## start

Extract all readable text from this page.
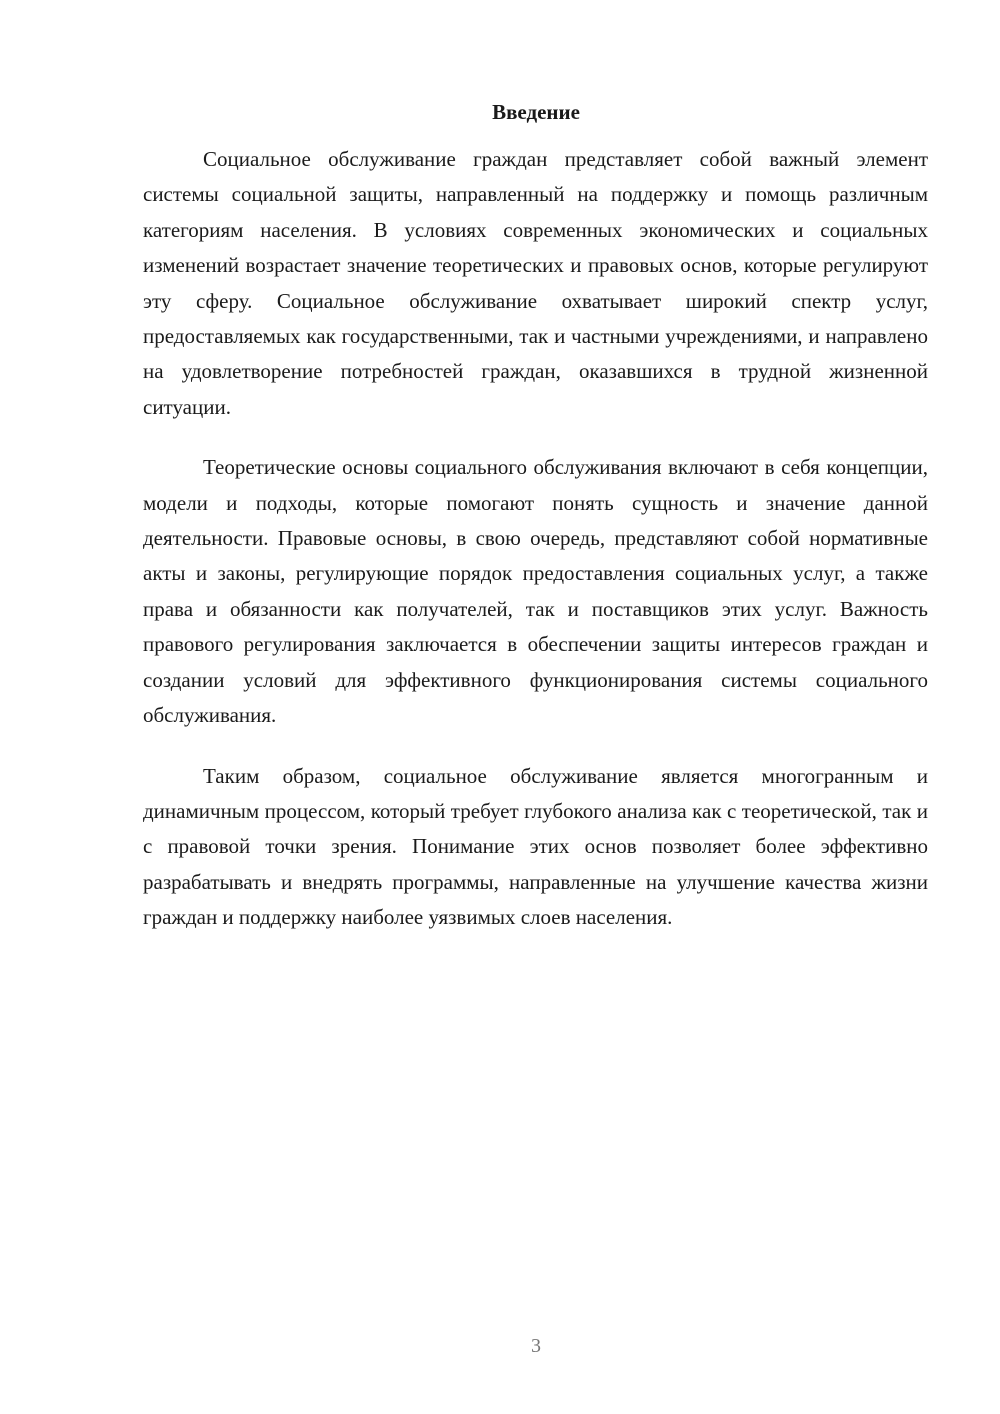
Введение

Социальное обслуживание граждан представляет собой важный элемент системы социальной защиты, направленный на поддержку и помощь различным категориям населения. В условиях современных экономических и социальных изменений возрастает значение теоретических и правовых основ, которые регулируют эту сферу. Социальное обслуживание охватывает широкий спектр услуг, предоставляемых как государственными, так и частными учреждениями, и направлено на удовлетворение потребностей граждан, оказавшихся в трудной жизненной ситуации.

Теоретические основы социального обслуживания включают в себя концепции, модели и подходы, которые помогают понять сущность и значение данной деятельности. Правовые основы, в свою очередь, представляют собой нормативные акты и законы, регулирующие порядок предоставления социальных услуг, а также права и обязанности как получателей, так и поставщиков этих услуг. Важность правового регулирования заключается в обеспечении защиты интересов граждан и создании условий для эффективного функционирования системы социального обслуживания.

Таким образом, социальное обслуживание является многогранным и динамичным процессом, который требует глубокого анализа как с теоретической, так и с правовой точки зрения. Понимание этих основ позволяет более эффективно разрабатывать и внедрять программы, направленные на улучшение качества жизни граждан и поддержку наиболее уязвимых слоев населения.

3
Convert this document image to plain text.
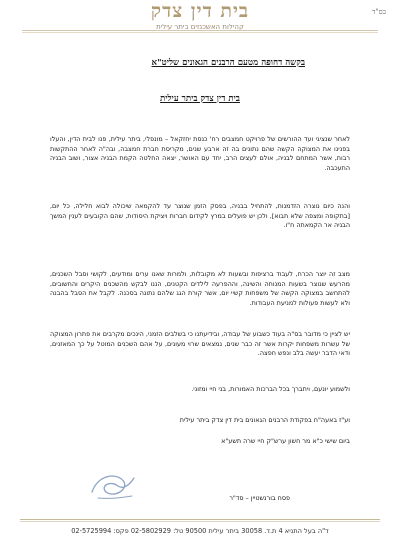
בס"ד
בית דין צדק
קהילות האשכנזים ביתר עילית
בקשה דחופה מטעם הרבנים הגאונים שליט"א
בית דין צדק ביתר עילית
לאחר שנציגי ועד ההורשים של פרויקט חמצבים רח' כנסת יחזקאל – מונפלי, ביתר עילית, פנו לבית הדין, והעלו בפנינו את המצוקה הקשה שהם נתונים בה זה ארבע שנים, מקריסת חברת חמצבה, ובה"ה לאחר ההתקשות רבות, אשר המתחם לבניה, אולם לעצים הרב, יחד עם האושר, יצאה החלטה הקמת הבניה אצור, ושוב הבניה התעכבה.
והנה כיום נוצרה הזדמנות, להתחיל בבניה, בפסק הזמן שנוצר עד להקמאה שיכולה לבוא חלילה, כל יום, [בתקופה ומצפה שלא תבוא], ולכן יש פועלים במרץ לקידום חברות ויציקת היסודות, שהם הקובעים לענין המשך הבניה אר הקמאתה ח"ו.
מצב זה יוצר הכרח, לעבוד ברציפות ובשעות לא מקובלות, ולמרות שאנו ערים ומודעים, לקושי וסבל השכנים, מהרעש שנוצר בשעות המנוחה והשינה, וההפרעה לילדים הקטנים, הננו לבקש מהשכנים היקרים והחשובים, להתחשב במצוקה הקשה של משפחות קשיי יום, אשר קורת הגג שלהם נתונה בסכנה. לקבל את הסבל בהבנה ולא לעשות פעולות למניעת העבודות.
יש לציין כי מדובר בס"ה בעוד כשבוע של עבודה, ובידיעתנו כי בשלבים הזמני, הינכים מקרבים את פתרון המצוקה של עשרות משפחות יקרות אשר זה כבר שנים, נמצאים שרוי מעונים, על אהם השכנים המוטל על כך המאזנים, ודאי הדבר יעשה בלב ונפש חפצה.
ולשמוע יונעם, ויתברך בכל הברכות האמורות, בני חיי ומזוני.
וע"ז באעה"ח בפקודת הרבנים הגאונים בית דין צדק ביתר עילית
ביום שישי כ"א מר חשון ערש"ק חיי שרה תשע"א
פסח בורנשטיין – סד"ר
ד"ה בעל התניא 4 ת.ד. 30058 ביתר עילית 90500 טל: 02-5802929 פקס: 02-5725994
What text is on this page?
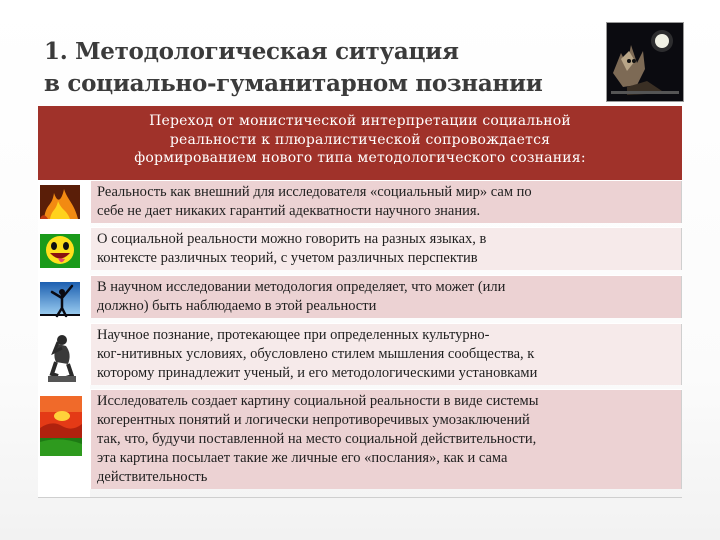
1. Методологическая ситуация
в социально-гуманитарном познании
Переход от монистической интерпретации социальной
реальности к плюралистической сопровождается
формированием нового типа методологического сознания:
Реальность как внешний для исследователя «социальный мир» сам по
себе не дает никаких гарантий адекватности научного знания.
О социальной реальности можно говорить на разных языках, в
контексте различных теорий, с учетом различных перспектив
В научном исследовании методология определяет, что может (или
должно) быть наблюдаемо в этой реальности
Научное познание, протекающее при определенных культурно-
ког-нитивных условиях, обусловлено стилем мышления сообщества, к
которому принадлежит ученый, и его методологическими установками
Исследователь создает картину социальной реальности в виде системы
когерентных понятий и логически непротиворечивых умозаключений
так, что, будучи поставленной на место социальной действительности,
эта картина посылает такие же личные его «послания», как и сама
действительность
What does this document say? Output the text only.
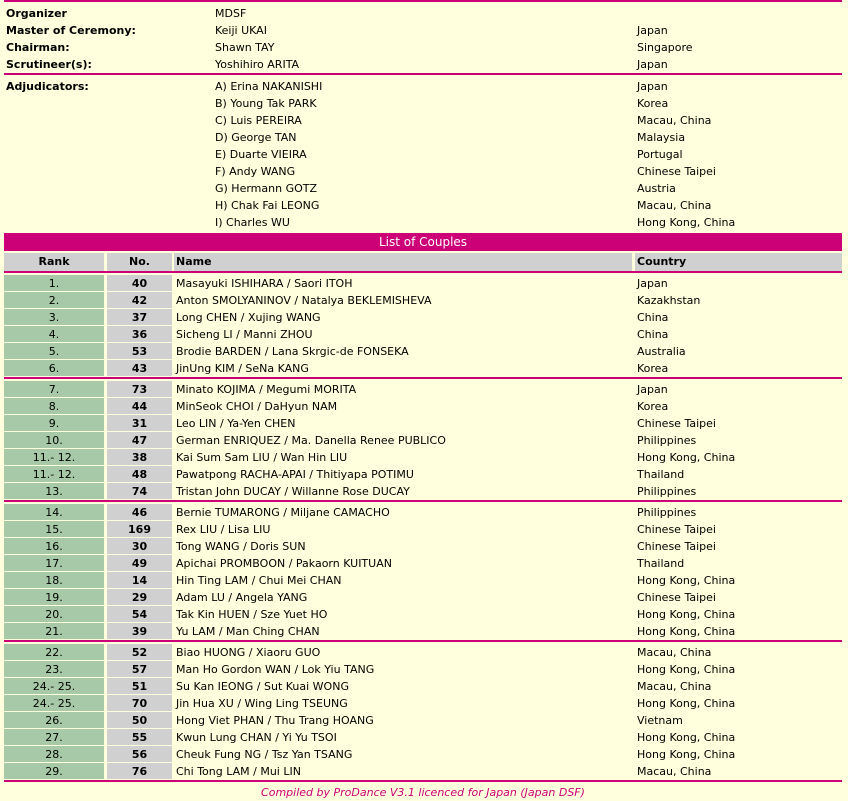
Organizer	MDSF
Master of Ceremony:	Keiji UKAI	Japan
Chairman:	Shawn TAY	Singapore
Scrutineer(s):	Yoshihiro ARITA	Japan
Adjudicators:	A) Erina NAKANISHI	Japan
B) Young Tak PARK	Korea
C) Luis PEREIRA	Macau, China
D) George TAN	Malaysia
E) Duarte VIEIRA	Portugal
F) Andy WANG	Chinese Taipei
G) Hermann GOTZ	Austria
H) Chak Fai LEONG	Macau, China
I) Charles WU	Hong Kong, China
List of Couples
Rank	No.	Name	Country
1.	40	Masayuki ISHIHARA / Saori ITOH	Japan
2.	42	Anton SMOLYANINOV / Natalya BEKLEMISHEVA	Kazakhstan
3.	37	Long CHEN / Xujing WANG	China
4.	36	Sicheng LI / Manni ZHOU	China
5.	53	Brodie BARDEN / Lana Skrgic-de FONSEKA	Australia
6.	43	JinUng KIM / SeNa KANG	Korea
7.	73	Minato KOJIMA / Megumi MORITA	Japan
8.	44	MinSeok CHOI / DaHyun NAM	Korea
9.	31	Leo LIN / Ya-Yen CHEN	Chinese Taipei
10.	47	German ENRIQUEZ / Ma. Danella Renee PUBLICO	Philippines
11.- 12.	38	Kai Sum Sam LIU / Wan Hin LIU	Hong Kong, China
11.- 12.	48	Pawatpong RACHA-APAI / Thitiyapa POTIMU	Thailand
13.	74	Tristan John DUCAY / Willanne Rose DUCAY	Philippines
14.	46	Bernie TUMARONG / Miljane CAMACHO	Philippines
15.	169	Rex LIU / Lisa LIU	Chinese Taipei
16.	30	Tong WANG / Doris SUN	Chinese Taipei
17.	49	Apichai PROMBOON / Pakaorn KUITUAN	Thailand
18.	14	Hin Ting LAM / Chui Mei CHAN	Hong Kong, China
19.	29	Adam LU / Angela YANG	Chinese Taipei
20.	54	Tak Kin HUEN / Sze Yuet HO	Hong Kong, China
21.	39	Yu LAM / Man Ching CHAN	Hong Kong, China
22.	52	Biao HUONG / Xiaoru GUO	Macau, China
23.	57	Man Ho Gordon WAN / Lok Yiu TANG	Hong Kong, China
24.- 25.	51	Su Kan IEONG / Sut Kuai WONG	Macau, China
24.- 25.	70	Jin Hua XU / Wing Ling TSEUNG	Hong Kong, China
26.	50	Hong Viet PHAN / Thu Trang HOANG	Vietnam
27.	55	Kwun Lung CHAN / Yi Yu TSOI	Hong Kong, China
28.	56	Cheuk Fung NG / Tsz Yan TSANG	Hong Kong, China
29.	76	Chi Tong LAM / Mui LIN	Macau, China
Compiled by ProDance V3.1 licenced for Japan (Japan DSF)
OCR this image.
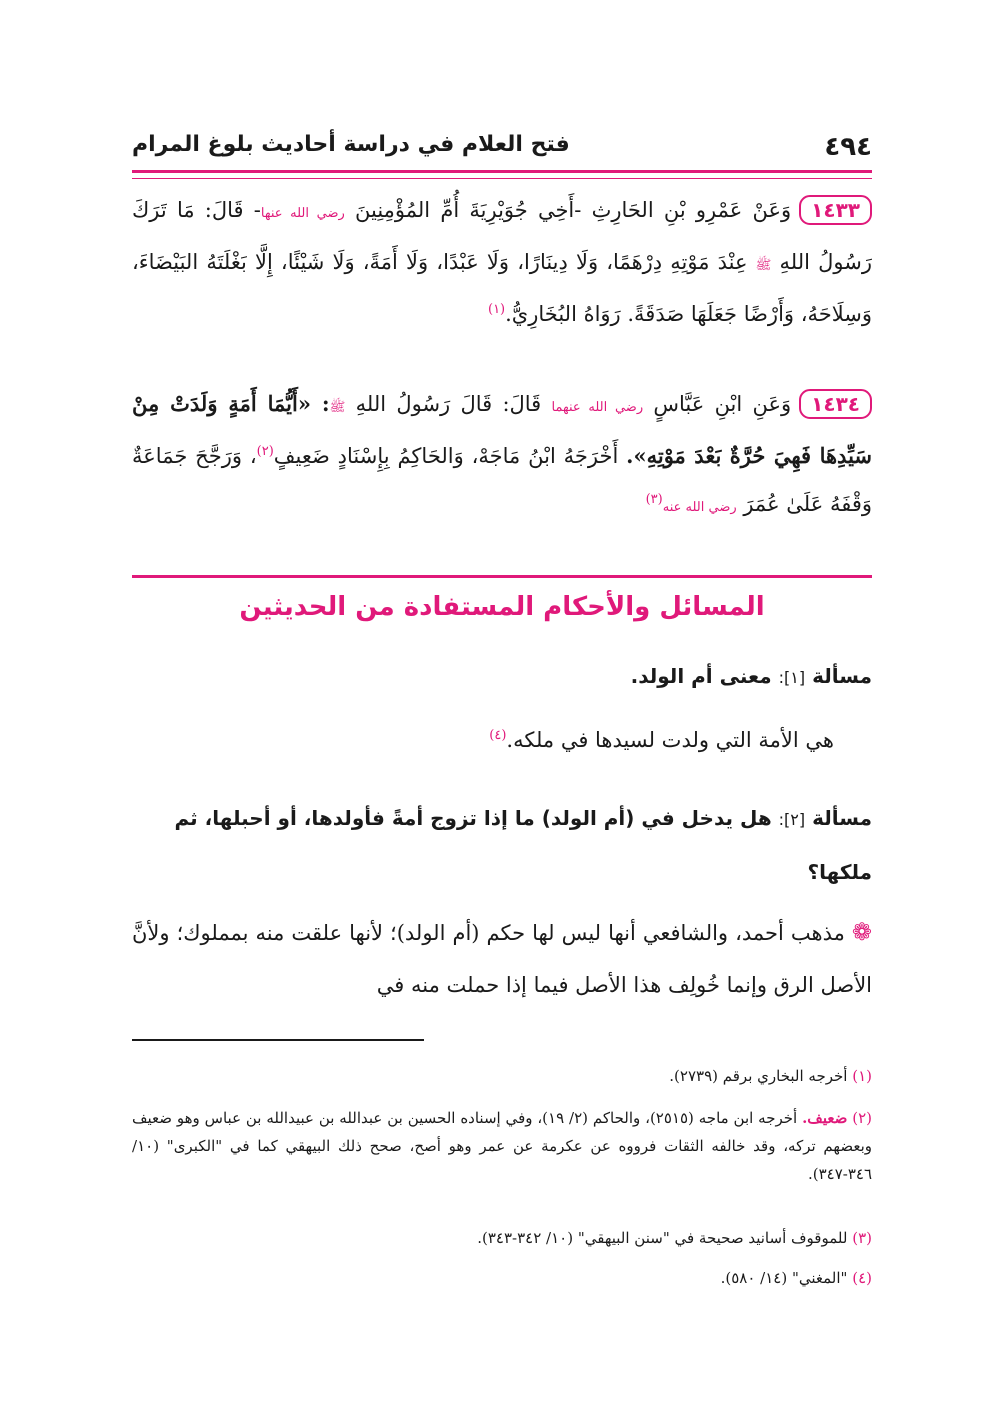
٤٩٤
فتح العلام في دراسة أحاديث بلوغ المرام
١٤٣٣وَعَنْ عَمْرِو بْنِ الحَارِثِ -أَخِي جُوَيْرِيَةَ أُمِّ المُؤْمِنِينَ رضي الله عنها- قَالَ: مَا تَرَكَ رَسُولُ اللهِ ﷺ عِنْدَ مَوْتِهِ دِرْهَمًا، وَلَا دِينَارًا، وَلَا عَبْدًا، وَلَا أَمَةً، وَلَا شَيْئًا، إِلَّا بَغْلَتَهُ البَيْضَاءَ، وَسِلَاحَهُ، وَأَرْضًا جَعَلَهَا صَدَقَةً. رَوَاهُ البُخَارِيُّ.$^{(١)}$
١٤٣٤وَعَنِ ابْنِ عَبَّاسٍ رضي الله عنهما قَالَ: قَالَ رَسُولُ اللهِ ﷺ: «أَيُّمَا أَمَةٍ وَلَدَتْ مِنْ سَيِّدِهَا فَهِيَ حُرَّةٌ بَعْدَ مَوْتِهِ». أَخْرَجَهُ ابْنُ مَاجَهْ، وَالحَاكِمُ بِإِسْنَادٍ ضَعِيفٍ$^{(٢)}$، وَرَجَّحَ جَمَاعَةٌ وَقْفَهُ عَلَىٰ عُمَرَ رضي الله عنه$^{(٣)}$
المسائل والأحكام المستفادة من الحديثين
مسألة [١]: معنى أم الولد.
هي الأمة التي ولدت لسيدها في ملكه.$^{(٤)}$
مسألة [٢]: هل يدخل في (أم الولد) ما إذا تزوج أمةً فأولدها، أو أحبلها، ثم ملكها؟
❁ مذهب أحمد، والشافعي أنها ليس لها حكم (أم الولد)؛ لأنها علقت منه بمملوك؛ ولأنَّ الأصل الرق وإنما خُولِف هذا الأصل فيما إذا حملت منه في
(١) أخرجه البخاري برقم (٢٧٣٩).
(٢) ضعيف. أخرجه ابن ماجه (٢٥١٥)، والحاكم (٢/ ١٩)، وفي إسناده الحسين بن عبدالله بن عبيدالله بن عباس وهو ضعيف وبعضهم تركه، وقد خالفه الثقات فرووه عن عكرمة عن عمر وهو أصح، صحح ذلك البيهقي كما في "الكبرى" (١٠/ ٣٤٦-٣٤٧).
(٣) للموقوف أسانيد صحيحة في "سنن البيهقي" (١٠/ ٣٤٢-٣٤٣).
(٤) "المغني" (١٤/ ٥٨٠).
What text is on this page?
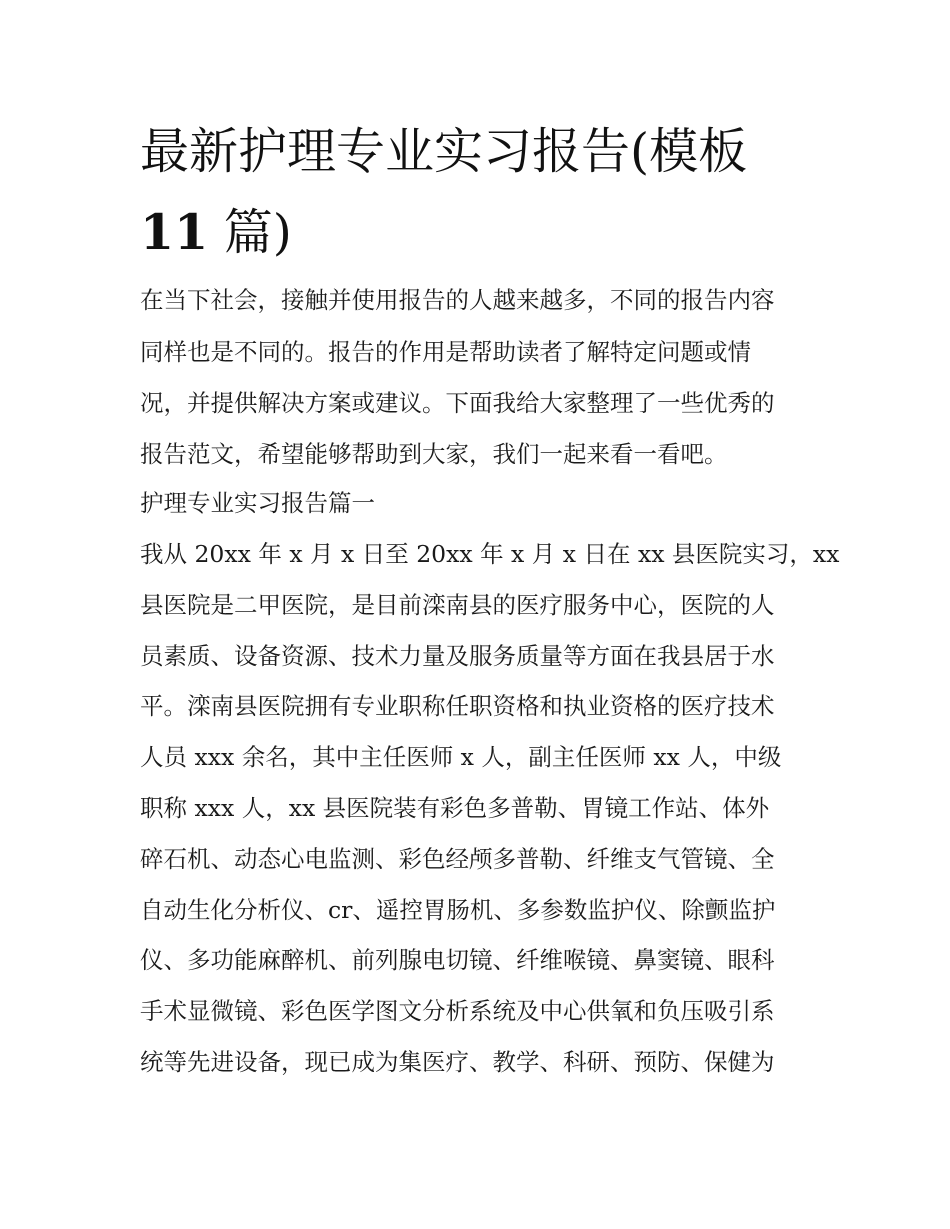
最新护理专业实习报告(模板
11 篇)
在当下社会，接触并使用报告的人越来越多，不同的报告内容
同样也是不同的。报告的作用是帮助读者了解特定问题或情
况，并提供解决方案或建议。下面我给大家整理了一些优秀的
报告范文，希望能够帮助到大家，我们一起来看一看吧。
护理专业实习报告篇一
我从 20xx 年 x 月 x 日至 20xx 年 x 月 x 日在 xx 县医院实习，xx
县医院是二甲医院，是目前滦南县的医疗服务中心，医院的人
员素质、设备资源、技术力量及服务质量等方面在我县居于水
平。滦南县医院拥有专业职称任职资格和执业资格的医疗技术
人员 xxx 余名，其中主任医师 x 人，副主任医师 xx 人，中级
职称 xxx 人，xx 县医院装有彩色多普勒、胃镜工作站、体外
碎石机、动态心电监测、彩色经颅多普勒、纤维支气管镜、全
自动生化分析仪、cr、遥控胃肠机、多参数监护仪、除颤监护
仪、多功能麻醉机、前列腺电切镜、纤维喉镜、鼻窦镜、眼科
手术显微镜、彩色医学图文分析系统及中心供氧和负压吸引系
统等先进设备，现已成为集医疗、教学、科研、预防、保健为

## end

Pull out every line above that holds the word "Korea".

_Task answer_
B) Young Tak PARK	Korea
6.	43	JinUng KIM / SeNa KANG	Korea
8.	44	MinSeok CHOI / DaHyun NAM	Korea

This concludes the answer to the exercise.